■ WHAT IS NEEDED ■
Give every line from the entries that contains "JSON".

■ THE INPUT ■

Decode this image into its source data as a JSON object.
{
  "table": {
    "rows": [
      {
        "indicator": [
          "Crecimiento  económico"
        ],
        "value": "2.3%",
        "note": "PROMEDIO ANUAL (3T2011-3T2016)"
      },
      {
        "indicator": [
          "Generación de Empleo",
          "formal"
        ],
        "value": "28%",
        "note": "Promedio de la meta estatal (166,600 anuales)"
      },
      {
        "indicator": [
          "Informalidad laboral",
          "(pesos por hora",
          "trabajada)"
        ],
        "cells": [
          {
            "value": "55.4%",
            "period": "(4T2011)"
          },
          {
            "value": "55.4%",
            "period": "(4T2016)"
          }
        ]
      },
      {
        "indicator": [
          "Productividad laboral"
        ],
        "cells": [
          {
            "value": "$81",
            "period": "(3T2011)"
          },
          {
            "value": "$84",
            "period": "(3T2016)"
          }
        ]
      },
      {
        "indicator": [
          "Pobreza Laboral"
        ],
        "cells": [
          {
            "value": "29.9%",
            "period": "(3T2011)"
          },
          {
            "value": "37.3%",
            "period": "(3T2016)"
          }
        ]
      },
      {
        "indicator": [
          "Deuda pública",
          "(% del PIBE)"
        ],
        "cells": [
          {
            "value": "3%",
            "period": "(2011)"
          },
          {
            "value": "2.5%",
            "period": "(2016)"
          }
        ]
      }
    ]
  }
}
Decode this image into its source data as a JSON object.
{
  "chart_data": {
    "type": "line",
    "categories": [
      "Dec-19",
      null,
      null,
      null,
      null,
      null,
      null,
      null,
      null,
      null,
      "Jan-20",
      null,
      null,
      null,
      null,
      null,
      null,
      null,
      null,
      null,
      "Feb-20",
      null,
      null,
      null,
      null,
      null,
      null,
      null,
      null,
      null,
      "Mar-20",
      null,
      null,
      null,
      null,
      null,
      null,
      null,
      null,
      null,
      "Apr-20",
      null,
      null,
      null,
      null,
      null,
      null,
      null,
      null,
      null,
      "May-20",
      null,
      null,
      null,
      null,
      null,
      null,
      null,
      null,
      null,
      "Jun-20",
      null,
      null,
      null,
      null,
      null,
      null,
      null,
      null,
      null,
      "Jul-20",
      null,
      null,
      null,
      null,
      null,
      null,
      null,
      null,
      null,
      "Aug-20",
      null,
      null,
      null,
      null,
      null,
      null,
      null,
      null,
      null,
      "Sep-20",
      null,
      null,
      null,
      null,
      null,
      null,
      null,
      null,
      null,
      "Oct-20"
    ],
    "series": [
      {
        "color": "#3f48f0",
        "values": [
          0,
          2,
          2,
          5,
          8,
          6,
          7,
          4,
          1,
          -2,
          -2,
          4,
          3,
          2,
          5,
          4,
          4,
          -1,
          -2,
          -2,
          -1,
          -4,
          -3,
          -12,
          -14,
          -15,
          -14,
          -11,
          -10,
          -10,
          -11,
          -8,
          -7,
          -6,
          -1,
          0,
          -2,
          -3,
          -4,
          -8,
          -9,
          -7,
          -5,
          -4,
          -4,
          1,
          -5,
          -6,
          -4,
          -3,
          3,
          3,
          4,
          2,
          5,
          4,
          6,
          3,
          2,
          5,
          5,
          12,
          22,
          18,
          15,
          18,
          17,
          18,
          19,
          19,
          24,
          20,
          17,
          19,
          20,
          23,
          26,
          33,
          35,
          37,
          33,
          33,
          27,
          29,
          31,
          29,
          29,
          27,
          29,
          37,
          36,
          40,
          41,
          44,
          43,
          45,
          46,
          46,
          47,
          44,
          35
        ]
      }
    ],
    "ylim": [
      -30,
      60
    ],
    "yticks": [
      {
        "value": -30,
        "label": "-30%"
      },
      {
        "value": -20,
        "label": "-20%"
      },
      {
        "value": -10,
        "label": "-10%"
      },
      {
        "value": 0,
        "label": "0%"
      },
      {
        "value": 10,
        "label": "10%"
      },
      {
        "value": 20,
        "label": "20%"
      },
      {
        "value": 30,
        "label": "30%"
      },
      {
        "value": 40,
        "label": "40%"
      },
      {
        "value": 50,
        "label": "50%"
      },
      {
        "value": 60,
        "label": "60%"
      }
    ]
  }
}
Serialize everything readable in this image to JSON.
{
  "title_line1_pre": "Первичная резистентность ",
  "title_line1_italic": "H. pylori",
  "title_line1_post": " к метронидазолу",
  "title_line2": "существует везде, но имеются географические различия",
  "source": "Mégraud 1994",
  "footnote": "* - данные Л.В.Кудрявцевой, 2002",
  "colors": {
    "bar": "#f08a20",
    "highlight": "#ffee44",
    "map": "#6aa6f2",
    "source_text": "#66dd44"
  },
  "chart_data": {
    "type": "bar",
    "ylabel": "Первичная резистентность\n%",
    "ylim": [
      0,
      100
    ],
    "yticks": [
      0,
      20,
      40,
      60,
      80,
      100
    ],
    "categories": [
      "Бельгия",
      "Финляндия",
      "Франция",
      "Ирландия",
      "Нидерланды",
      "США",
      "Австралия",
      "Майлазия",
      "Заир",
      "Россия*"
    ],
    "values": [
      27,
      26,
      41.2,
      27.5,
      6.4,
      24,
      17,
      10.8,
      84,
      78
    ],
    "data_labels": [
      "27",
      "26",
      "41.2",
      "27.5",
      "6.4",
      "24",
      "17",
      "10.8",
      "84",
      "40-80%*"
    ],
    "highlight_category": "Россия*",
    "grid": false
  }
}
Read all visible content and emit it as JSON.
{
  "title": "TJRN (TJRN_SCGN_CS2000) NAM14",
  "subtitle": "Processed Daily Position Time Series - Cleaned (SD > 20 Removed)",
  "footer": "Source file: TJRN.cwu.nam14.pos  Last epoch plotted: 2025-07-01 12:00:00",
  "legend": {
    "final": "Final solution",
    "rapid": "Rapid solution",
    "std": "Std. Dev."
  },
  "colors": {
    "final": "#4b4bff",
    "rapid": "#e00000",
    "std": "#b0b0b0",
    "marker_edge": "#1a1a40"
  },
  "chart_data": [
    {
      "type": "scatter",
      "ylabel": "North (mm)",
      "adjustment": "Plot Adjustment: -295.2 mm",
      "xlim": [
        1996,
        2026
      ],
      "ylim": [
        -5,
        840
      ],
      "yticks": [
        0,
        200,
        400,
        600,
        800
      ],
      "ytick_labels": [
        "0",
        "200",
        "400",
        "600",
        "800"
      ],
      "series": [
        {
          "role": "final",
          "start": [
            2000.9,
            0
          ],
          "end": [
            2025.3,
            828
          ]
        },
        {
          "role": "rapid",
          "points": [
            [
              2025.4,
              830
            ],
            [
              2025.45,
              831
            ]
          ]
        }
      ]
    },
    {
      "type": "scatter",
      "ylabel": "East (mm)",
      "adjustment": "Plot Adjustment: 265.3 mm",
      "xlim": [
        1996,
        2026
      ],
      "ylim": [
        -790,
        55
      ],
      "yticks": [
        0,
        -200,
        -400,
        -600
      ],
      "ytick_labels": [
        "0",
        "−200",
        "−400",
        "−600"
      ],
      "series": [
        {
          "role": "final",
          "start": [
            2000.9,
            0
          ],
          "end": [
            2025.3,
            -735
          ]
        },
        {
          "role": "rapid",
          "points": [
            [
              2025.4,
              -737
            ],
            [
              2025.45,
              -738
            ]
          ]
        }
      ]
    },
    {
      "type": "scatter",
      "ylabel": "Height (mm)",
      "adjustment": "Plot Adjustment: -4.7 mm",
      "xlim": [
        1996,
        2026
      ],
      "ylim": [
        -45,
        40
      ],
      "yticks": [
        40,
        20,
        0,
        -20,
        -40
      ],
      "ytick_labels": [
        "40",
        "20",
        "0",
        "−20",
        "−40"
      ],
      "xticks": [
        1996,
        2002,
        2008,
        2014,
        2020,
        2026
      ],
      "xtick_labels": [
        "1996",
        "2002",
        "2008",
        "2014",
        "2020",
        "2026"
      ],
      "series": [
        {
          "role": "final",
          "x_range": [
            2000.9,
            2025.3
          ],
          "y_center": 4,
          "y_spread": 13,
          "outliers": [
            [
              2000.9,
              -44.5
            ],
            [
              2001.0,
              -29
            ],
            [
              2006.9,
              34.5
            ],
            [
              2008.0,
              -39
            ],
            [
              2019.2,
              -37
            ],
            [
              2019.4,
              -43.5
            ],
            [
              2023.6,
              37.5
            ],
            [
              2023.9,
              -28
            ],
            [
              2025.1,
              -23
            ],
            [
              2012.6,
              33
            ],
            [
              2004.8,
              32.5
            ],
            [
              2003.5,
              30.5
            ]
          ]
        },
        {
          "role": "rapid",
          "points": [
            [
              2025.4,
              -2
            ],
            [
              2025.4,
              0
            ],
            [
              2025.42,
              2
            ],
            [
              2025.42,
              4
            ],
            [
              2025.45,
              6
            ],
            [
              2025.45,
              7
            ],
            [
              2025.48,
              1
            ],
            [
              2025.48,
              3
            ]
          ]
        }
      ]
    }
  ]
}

■ RESULT FOR THIS TASK ■
Decode this image into its source data as a JSON object.
Decode this image into its source data as a JSON object.
Serialize everything readable in this image to JSON.
Read all visible content and emit it as JSON.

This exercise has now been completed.